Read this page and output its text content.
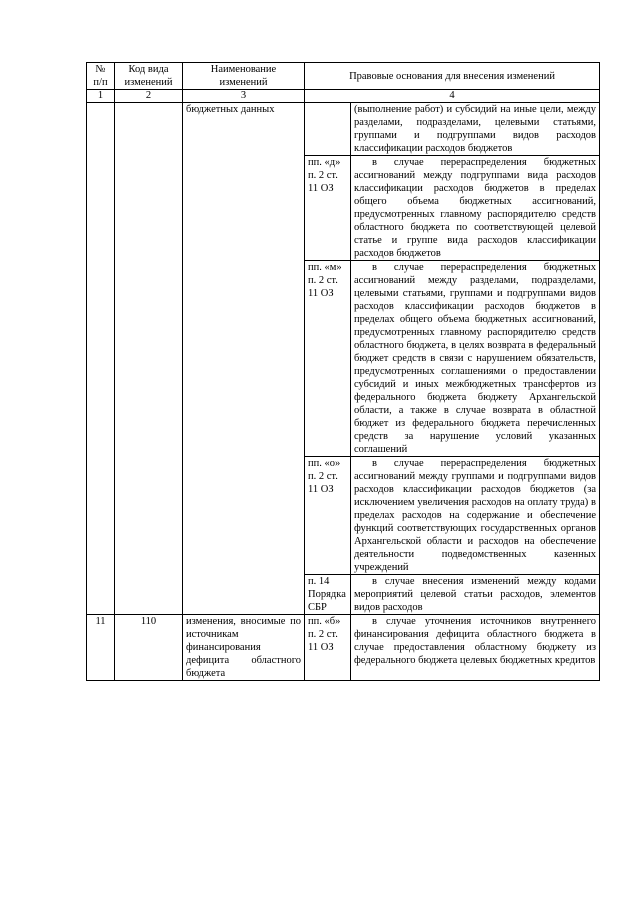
№ п/п	Код вида изменений	Наименование изменений	Правовые основания для внесения изменений	
1	2	3	4	
		бюджетных данных		(выполнение работ) и субсидий на иные цели, между разделами, подразделами, целевыми статьями, группами и подгруппами видов расходов классификации расходов бюджетов
			пп. «д» п. 2 ст. 11 ОЗ	в случае перераспределения бюджетных ассигнований между подгруппами вида расходов классификации расходов бюджетов в пределах общего объема бюджетных ассигнований, предусмотренных главному распорядителю средств областного бюджета по соответствующей целевой статье и группе вида расходов классификации расходов бюджетов
			пп. «м» п. 2 ст. 11 ОЗ	в случае перераспределения бюджетных ассигнований между разделами, подразделами, целевыми статьями, группами и подгруппами видов расходов классификации расходов бюджетов в пределах общего объема бюджетных ассигнований, предусмотренных главному распорядителю средств областного бюджета, в целях возврата в федеральный бюджет средств в связи с нарушением обязательств, предусмотренных соглашениями о предоставлении субсидий и иных межбюджетных трансфертов из федерального бюджета бюджету Архангельской области, а также в случае возврата в областной бюджет из федерального бюджета перечисленных средств за нарушение условий указанных соглашений
			пп. «о» п. 2 ст. 11 ОЗ	в случае перераспределения бюджетных ассигнований между группами и подгруппами видов расходов классификации расходов бюджетов (за исключением увеличения расходов на оплату труда) в пределах расходов на содержание и обеспечение функций соответствующих государственных органов Архангельской области и расходов на обеспечение деятельности подведомственных казенных учреждений
			п. 14 Порядка СБР	в случае внесения изменений между кодами мероприятий целевой статьи расходов, элементов видов расходов
11	110	изменения, вносимые по источникам финансирования дефицита областного бюджета	пп. «б» п. 2 ст. 11 ОЗ	в случае уточнения источников внутреннего финансирования дефицита областного бюджета в случае предоставления областному бюджету из федерального бюджета целевых бюджетных кредитов
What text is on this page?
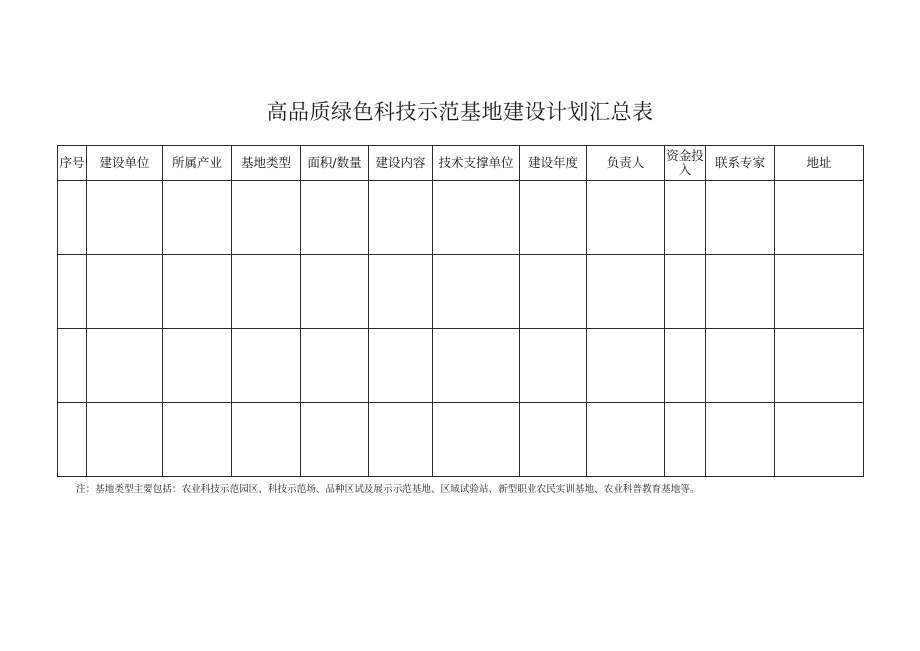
高品质绿色科技示范基地建设计划汇总表
序号	建设单位	所属产业	基地类型	面积/数量	建设内容	技术支撑单位	建设年度	负责人	资金投入	联系专家	地址

注：基地类型主要包括：农业科技示范园区、科技示范场、品种区试及展示示范基地、区域试验站、新型职业农民实训基地、农业科普教育基地等。
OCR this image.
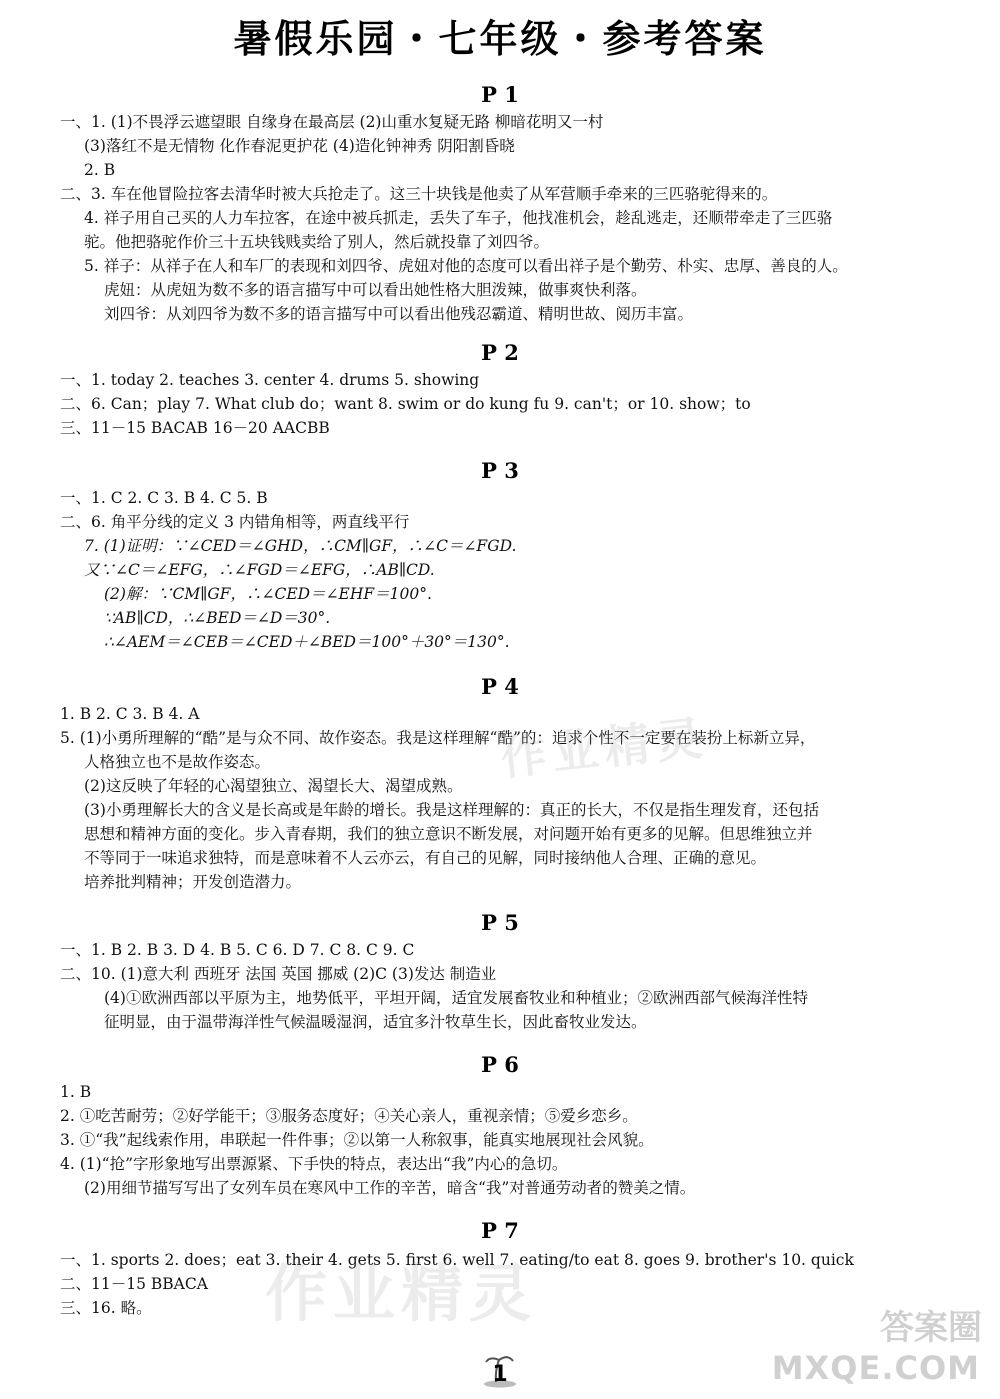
暑假乐园・七年级・参考答案
P 1
一、1. (1)不畏浮云遮望眼 自缘身在最高层 (2)山重水复疑无路 柳暗花明又一村
(3)落红不是无情物 化作春泥更护花 (4)造化钟神秀 阴阳割昏晓
2. B
二、3. 车在他冒险拉客去清华时被大兵抢走了。这三十块钱是他卖了从军营顺手牵来的三匹骆驼得来的。
4. 祥子用自己买的人力车拉客，在途中被兵抓走，丢失了车子，他找准机会，趁乱逃走，还顺带牵走了三匹骆
驼。他把骆驼作价三十五块钱贱卖给了别人，然后就投靠了刘四爷。
5. 祥子：从祥子在人和车厂的表现和刘四爷、虎妞对他的态度可以看出祥子是个勤劳、朴实、忠厚、善良的人。
虎妞：从虎妞为数不多的语言描写中可以看出她性格大胆泼辣，做事爽快利落。
刘四爷：从刘四爷为数不多的语言描写中可以看出他残忍霸道、精明世故、阅历丰富。
P 2
一、1. today 2. teaches 3. center 4. drums 5. showing
二、6. Can；play 7. What club do；want 8. swim or do kung fu 9. can't；or 10. show；to
三、11－15 BACAB 16－20 AACBB
P 3
一、1. C 2. C 3. B 4. C 5. B
二、6. 角平分线的定义 3 内错角相等，两直线平行
7. (1)证明：∵∠CED＝∠GHD，∴CM∥GF，∴∠C＝∠FGD.
又∵∠C＝∠EFG，∴∠FGD＝∠EFG，∴AB∥CD.
(2)解：∵CM∥GF，∴∠CED＝∠EHF＝100°.
∵AB∥CD，∴∠BED＝∠D＝30°.
∴∠AEM＝∠CEB＝∠CED＋∠BED＝100°＋30°＝130°.
P 4
1. B 2. C 3. B 4. A
5. (1)小勇所理解的“酷”是与众不同、故作姿态。我是这样理解“酷”的：追求个性不一定要在装扮上标新立异，
人格独立也不是故作姿态。
(2)这反映了年轻的心渴望独立、渴望长大、渴望成熟。
(3)小勇理解长大的含义是长高或是年龄的增长。我是这样理解的：真正的长大，不仅是指生理发育，还包括
思想和精神方面的变化。步入青春期，我们的独立意识不断发展，对问题开始有更多的见解。但思维独立并
不等同于一味追求独特，而是意味着不人云亦云，有自己的见解，同时接纳他人合理、正确的意见。
培养批判精神；开发创造潜力。
P 5
一、1. B 2. B 3. D 4. B 5. C 6. D 7. C 8. C 9. C
二、10. (1)意大利 西班牙 法国 英国 挪威 (2)C (3)发达 制造业
(4)①欧洲西部以平原为主，地势低平，平坦开阔，适宜发展畜牧业和种植业；②欧洲西部气候海洋性特
征明显，由于温带海洋性气候温暖湿润，适宜多汁牧草生长，因此畜牧业发达。
P 6
1. B
2. ①吃苦耐劳；②好学能干；③服务态度好；④关心亲人，重视亲情；⑤爱乡恋乡。
3. ①“我”起线索作用，串联起一件件事；②以第一人称叙事，能真实地展现社会风貌。
4. (1)“抢”字形象地写出票源紧、下手快的特点，表达出“我”内心的急切。
(2)用细节描写写出了女列车员在寒风中工作的辛苦，暗含“我”对普通劳动者的赞美之情。
P 7
一、1. sports 2. does；eat 3. their 4. gets 5. first 6. well 7. eating/to eat 8. goes 9. brother's 10. quick
二、11－15 BBACA
三、16. 略。
作业精灵
作业精灵	答案圈
MXQE.COM
1
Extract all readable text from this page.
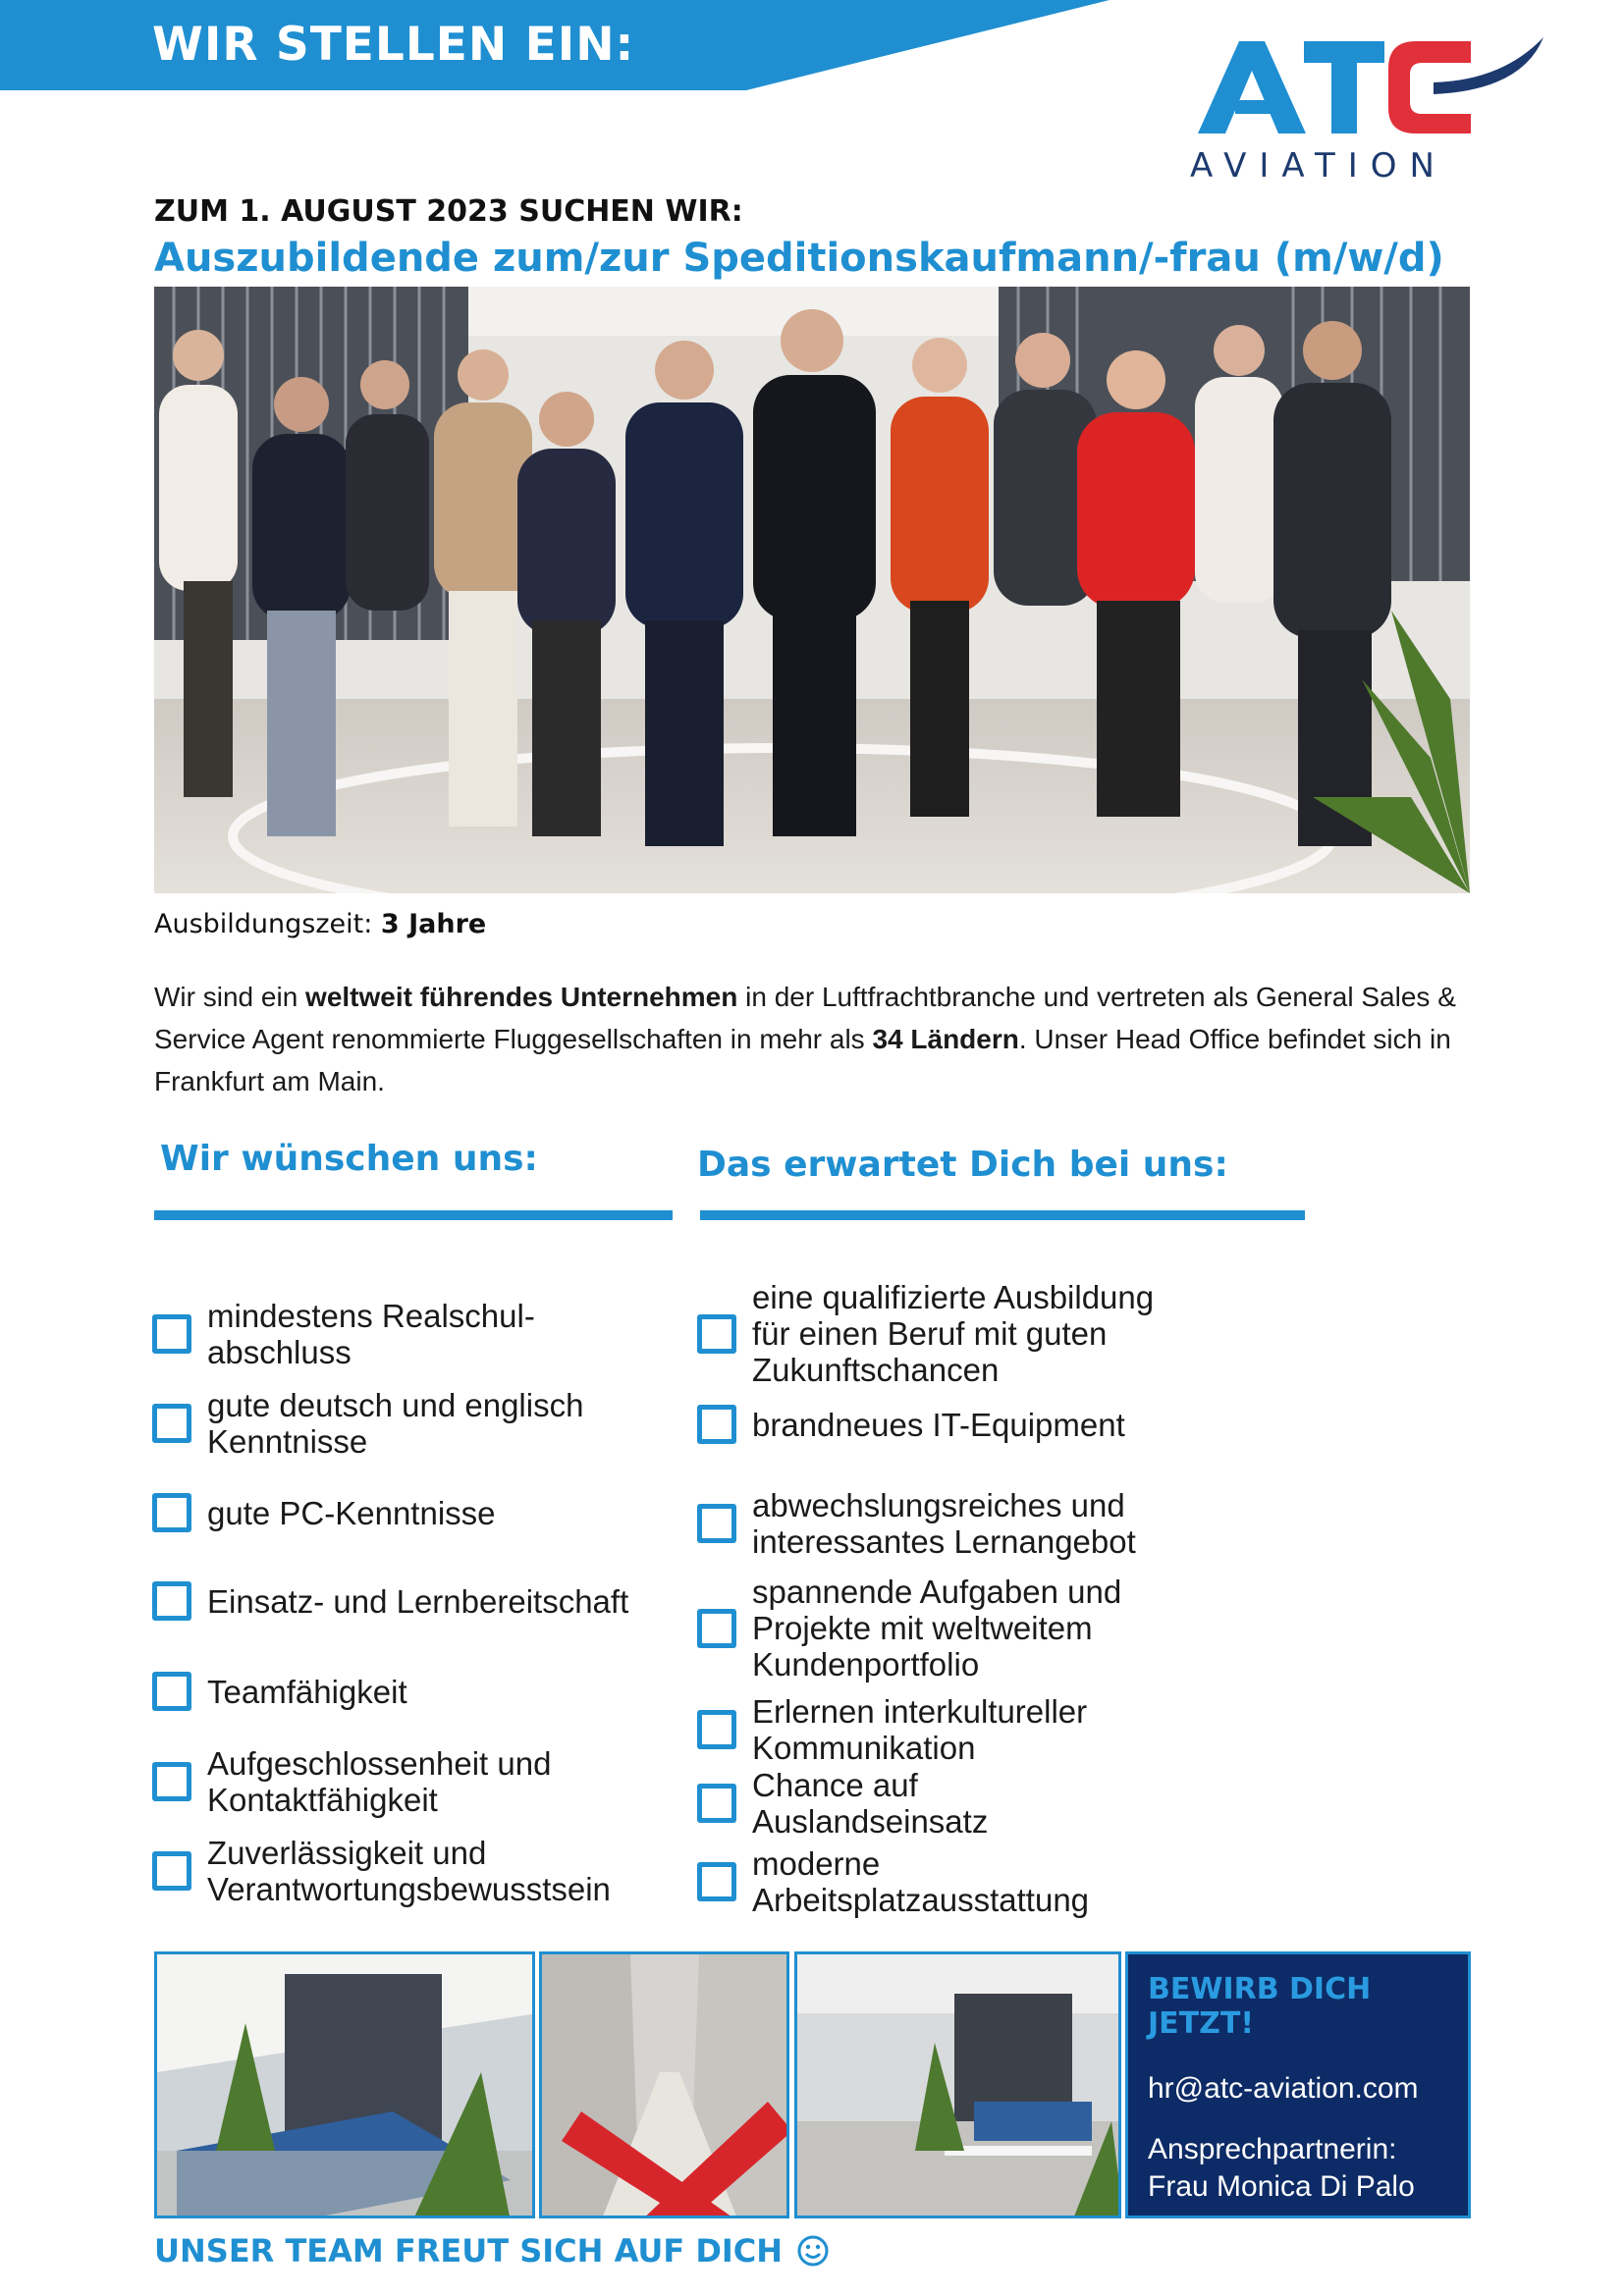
WIR STELLEN EIN:
AVIATION
ZUM 1. AUGUST 2023 SUCHEN WIR:
Auszubildende zum/zur Speditionskaufmann/-frau (m/w/d)
Ausbildungszeit: 3 Jahre
Wir sind ein weltweit führendes Unternehmen in der Luftfrachtbranche und vertreten als General Sales & Service Agent renommierte Fluggesellschaften in mehr als 34 Ländern. Unser Head Office befindet sich in Frankfurt am Main.
Wir wünschen uns:
mindestens Realschul-
abschluss
gute deutsch und englisch
Kenntnisse
gute PC-Kenntnisse
Einsatz- und Lernbereitschaft
Teamfähigkeit
Aufgeschlossenheit und
Kontaktfähigkeit
Zuverlässigkeit und
Verantwortungsbewusstsein
Das erwartet Dich bei uns:
eine qualifizierte Ausbildung
für einen Beruf mit guten
Zukunftschancen
brandneues IT-Equipment
abwechslungsreiches und
interessantes Lernangebot
spannende Aufgaben und
Projekte mit weltweitem
Kundenportfolio
Erlernen interkultureller
Kommunikation
Chance auf
Auslandseinsatz
moderne
Arbeitsplatzausstattung
BEWIRB DICH JETZT!
hr@atc-aviation.com
Ansprechpartnerin:
Frau Monica Di Palo
UNSER TEAM FREUT SICH AUF DICH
=======
TASK BRIEF> Collect from the data above every line that includes "изменений".

COMPLETED TASK>
№ п/п	Код вида изменений	Наименование изменений	Правовые основания для внесения изменений	
			п. 14 Порядка СБР	в случае внесения изменений между кодами мероприятий целевой статьи расходов, элементов видов расходов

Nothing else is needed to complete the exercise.